>>>>

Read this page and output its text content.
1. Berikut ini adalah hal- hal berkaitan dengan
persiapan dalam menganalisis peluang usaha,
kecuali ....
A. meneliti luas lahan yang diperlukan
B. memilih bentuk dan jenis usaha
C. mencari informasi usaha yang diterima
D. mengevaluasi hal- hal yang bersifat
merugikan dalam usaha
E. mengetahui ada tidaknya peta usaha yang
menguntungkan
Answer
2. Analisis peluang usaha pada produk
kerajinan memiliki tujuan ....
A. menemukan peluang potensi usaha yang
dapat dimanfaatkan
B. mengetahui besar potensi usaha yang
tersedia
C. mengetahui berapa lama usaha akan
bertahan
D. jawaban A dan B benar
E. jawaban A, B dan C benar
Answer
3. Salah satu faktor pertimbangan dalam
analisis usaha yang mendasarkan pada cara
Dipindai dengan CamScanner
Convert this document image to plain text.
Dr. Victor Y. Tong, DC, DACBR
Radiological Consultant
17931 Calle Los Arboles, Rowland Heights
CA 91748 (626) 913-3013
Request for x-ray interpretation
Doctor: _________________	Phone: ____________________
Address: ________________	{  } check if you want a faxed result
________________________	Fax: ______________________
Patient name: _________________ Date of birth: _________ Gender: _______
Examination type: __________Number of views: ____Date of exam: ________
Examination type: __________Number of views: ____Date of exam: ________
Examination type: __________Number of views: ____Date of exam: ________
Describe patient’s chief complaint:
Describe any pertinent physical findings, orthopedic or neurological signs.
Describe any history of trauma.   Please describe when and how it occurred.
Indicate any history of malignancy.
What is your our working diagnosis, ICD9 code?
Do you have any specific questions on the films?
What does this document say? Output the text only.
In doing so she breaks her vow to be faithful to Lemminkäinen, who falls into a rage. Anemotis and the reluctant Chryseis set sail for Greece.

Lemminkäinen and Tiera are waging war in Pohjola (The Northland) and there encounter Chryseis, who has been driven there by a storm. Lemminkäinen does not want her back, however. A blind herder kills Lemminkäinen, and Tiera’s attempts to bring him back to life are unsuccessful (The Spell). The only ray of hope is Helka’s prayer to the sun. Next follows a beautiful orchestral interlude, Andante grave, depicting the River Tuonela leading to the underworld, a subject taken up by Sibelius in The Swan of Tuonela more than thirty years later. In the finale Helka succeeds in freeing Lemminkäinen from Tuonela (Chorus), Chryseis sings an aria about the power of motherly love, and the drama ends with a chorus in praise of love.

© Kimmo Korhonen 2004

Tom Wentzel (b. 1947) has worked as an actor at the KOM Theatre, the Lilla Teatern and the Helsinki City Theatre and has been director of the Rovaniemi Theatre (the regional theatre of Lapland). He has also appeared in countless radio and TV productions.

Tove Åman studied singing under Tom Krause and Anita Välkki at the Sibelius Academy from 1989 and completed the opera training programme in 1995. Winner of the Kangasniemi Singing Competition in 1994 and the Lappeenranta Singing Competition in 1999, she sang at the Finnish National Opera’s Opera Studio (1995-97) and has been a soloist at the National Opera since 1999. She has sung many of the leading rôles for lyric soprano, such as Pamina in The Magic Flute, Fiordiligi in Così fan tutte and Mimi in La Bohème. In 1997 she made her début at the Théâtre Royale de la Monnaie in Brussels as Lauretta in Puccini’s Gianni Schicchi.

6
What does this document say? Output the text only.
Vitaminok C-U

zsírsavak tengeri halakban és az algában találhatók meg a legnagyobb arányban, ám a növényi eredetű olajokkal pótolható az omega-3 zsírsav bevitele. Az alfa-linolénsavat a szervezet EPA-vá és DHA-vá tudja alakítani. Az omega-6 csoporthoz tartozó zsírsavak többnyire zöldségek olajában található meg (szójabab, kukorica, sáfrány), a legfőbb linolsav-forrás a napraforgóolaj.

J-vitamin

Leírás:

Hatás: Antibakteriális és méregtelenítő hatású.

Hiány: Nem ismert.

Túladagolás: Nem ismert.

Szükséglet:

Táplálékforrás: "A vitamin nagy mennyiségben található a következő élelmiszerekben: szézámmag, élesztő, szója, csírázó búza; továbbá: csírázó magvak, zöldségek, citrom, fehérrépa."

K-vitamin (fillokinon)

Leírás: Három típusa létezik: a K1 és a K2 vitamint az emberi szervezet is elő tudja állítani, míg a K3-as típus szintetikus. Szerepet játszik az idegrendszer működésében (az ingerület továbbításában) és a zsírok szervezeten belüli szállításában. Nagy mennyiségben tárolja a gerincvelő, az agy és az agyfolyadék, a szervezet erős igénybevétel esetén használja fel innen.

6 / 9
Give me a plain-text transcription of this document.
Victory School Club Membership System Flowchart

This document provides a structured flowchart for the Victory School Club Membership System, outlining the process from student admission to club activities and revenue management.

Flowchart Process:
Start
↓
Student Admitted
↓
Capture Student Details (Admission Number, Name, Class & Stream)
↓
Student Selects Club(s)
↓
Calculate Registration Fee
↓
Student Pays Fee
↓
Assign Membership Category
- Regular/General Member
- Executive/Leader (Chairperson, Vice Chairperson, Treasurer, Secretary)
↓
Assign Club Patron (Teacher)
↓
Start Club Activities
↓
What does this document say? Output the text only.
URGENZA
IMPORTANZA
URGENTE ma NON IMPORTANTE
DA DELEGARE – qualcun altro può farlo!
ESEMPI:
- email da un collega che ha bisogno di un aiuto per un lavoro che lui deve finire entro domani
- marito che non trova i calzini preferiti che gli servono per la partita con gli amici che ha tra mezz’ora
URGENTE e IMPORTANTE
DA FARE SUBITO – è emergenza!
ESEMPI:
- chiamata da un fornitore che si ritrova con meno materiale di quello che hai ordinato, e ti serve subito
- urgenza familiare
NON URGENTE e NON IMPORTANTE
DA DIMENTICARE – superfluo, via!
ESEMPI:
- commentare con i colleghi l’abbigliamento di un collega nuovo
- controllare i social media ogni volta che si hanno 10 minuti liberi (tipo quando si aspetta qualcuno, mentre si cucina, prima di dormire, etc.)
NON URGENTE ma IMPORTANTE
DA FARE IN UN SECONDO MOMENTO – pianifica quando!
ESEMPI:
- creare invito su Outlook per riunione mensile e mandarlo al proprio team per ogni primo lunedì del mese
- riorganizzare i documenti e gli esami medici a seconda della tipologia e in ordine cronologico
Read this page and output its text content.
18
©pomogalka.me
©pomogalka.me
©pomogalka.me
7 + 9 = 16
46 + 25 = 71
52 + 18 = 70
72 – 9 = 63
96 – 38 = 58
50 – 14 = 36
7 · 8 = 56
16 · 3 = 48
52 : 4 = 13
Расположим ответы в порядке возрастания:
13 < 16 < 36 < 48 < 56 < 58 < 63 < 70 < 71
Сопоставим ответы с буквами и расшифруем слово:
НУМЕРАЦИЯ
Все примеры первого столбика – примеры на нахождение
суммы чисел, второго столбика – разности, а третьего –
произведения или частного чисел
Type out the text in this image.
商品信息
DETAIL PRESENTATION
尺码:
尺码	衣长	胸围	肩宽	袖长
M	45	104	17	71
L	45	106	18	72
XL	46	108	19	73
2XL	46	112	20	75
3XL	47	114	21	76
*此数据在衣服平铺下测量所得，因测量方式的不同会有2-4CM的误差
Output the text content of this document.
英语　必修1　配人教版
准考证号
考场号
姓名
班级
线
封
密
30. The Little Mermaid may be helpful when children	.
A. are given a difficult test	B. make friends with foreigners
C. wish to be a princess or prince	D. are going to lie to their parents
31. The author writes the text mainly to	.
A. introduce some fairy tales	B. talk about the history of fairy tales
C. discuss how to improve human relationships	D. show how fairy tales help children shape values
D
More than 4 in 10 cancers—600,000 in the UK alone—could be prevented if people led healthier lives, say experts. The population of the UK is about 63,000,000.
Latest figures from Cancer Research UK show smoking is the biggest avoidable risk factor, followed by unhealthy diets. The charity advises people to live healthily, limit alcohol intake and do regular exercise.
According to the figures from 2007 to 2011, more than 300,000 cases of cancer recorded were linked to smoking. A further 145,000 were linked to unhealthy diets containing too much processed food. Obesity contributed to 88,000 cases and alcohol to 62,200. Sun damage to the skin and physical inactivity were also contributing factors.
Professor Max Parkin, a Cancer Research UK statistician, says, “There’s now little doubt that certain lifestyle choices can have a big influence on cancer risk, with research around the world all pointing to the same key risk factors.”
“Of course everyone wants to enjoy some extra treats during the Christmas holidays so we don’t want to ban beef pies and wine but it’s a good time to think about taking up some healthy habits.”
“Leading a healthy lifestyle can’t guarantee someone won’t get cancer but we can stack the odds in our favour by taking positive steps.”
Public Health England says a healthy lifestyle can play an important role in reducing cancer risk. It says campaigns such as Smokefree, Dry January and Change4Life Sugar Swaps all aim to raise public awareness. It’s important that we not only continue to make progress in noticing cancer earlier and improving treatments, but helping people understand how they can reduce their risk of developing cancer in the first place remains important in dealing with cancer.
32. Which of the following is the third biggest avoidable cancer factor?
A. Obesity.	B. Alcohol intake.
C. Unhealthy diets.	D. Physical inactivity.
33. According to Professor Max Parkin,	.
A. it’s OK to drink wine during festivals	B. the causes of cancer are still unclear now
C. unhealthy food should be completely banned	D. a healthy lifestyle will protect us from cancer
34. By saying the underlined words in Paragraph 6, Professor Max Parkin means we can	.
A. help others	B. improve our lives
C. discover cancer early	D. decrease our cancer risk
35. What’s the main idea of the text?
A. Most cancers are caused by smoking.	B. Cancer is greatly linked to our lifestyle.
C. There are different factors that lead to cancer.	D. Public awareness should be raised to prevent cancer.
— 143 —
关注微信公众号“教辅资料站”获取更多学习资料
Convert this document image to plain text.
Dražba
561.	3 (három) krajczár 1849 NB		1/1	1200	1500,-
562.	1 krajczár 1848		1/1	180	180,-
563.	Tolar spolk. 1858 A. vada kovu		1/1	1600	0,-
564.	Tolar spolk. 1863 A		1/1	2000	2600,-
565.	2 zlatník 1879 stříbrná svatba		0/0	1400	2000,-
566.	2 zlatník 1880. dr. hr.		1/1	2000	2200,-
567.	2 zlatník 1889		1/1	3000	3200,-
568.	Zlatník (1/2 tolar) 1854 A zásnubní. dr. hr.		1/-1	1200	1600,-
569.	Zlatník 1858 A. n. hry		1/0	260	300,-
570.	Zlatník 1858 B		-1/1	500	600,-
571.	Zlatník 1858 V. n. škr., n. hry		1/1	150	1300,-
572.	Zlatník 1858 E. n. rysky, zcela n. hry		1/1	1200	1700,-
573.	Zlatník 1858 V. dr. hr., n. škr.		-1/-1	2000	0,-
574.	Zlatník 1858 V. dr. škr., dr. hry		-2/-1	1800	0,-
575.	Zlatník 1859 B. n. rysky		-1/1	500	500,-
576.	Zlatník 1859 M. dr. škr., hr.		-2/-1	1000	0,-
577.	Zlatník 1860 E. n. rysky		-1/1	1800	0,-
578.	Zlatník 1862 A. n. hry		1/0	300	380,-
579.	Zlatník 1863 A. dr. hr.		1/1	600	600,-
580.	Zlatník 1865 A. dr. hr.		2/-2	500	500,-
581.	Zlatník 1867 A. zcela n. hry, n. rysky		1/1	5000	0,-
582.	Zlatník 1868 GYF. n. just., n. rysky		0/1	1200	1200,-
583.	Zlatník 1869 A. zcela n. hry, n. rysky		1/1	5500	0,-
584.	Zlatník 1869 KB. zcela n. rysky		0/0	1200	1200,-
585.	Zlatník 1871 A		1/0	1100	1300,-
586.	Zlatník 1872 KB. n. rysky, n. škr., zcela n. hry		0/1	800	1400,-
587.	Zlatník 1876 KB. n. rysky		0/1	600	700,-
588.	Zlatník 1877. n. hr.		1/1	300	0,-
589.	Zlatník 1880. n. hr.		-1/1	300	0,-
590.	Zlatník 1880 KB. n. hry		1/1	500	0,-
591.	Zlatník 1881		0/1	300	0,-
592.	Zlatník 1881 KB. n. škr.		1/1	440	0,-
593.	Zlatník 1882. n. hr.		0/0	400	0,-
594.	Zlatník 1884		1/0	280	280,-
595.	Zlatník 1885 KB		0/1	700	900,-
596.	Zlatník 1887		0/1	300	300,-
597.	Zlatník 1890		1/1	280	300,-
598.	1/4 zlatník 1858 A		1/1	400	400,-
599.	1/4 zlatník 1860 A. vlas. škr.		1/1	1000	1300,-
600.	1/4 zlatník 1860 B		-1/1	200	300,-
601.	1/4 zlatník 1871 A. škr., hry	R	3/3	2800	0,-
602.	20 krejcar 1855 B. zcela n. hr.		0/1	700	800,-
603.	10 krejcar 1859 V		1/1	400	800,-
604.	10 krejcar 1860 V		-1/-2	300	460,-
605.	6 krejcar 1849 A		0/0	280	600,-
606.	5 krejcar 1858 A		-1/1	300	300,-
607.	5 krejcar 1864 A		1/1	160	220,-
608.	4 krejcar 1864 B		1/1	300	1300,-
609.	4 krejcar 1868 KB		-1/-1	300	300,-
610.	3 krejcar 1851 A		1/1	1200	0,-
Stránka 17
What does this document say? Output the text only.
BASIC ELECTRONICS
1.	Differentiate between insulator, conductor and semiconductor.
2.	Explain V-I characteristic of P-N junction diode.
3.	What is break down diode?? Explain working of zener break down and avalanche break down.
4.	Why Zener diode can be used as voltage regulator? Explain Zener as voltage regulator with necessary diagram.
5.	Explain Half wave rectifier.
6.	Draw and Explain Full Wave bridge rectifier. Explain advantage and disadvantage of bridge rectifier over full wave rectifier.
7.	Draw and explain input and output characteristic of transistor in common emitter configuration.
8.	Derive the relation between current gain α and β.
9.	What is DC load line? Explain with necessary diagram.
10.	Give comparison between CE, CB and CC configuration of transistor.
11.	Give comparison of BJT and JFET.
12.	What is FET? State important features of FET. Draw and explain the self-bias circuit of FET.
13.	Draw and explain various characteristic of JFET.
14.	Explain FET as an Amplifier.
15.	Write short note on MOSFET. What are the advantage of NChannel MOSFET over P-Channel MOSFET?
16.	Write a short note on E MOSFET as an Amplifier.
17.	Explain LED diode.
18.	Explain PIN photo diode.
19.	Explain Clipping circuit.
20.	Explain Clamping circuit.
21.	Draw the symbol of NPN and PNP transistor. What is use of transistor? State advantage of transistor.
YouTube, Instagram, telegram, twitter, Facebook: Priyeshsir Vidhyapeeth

<<<<

• **DIRECTIONS FOR THIS TASK**
Pick out the lines that contain "Leírás" and copy them.

• **CORRECT OUTPUT**
Leírás:
Leírás: Három típusa létezik: a K1 és a K2 vitamint az emberi szervezet is elő tudja állítani, míg a K3-as típus szintetikus. Szerepet játszik az idegrendszer működésében (az ingerület továbbításában) és a zsírok szervezeten belüli szállításában. Nagy mennyiségben tárolja a gerincvelő, az agy és az agyfolyadék, a szervezet erős igénybevétel esetén használja fel innen.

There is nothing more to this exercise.